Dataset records

━━━

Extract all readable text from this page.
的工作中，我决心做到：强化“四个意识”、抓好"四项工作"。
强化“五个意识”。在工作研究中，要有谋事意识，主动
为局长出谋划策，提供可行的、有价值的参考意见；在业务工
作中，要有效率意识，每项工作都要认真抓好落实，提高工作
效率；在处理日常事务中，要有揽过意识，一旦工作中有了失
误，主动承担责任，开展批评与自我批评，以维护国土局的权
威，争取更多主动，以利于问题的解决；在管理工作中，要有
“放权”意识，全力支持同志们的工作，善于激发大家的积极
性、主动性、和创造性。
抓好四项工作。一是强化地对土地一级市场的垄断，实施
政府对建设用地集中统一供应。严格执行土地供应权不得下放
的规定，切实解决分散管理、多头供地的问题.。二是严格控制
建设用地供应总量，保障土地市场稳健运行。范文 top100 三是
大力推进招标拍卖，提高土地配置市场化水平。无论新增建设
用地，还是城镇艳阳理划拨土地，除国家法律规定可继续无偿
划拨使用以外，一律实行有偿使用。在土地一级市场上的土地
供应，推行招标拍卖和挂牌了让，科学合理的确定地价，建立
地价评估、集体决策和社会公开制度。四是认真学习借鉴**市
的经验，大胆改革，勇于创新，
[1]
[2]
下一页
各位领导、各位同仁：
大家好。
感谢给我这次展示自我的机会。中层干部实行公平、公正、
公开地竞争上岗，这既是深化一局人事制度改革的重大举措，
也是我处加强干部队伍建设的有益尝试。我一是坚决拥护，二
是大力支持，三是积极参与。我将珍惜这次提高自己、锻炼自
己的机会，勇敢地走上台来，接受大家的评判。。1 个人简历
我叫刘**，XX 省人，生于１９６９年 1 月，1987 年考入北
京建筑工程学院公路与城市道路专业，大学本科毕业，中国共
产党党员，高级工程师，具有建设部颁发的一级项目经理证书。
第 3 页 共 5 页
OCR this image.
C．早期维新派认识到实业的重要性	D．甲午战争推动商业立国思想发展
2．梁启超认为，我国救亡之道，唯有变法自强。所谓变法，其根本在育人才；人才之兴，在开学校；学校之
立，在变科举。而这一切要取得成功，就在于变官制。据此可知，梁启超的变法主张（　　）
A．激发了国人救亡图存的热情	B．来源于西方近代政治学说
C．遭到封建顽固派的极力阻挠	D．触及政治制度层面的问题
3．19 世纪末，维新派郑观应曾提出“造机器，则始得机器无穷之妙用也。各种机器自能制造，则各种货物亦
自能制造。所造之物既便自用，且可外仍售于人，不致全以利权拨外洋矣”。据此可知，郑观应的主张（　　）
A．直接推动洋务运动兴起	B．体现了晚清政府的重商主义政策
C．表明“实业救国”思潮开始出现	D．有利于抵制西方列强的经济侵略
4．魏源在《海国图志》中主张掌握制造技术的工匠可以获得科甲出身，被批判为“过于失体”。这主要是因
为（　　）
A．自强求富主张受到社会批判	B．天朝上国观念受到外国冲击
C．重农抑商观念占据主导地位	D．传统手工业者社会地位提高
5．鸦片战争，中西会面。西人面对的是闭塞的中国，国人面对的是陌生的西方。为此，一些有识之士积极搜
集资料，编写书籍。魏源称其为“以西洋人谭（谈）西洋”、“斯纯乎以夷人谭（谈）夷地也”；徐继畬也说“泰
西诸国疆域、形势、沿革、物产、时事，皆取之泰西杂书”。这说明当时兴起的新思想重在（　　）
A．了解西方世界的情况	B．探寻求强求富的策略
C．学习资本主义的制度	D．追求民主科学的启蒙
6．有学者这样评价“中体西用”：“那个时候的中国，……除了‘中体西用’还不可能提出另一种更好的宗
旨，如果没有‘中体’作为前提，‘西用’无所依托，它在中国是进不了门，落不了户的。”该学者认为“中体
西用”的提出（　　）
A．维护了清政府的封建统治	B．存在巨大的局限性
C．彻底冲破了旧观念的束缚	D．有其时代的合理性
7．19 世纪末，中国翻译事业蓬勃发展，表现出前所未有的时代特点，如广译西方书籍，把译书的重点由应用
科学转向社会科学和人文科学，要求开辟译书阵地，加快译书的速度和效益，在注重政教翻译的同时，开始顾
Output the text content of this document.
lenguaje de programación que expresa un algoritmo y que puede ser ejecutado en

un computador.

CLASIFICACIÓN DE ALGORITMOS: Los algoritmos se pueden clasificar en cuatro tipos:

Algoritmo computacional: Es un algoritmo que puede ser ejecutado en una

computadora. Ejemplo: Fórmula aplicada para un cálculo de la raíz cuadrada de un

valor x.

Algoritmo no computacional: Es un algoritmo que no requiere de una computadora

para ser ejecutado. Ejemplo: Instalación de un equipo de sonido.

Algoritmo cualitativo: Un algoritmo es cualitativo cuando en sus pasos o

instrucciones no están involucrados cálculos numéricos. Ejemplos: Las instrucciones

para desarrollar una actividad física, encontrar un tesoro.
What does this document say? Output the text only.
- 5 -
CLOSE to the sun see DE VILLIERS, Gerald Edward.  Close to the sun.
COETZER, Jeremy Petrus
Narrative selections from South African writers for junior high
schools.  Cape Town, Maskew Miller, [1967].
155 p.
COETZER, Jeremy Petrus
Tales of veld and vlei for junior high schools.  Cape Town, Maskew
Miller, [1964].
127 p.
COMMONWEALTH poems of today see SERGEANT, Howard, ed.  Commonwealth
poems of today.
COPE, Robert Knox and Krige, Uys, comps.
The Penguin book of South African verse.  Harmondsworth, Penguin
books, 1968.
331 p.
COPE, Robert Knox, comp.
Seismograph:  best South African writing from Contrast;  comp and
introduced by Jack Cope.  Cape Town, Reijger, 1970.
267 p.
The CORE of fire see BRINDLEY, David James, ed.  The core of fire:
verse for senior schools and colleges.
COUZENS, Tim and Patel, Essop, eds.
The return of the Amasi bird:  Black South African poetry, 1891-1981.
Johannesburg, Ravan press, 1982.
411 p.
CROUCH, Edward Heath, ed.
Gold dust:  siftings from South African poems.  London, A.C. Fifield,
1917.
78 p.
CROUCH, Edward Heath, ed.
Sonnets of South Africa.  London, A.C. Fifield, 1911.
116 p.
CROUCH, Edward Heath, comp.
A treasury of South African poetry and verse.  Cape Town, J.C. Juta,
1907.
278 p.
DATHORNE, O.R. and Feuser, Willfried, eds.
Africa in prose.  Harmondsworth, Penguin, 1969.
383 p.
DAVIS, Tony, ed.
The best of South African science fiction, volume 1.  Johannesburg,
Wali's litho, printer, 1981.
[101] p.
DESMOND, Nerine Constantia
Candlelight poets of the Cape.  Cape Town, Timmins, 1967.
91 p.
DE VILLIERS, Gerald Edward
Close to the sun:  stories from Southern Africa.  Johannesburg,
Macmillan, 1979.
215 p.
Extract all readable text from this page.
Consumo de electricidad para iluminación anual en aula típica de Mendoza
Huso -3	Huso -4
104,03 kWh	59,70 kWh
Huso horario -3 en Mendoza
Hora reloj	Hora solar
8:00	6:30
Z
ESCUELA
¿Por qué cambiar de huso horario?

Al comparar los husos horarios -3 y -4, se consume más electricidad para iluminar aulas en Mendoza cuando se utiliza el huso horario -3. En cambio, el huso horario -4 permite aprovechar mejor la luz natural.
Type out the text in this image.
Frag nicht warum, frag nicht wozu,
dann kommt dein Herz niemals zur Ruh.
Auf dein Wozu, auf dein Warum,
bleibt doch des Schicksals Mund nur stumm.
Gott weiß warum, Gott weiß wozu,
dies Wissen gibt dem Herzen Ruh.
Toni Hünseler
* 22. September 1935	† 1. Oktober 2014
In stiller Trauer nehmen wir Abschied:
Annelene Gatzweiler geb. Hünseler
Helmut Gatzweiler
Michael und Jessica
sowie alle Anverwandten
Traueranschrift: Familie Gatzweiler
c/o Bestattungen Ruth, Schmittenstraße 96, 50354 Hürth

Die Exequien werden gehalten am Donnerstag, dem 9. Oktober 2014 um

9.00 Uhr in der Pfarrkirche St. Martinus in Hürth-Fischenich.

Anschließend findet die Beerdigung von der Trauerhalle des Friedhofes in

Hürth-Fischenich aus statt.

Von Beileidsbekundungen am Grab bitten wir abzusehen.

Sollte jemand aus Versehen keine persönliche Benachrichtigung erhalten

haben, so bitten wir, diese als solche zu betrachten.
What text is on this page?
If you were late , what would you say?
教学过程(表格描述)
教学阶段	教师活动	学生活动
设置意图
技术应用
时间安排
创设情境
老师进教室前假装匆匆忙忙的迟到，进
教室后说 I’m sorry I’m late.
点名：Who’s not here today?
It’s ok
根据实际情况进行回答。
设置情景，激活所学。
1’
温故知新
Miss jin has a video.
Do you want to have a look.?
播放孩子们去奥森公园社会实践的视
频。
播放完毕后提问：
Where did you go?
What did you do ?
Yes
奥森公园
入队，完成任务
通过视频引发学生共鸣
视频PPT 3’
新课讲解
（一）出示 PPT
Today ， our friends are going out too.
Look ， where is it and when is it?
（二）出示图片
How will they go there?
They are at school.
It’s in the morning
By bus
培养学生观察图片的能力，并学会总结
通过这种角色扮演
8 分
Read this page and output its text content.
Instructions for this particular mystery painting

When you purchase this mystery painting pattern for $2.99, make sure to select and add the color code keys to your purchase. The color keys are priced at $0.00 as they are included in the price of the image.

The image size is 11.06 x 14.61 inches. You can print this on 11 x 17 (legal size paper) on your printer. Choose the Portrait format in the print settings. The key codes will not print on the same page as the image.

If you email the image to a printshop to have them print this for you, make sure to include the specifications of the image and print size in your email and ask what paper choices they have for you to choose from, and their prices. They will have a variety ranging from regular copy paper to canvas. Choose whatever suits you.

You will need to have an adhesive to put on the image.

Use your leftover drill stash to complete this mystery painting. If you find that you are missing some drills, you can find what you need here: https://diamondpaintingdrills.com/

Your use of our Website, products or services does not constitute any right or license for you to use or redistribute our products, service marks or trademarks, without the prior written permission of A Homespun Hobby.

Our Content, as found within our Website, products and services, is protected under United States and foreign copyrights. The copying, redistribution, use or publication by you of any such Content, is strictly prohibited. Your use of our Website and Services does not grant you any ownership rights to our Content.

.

━━━

Find all lines with "computadora" in them and copy each one.

_REPLY TO THE EXERCISE_
computadora. Ejemplo: Fórmula aplicada para un cálculo de la raíz cuadrada de un
Algoritmo no computacional: Es un algoritmo que no requiere de una computadora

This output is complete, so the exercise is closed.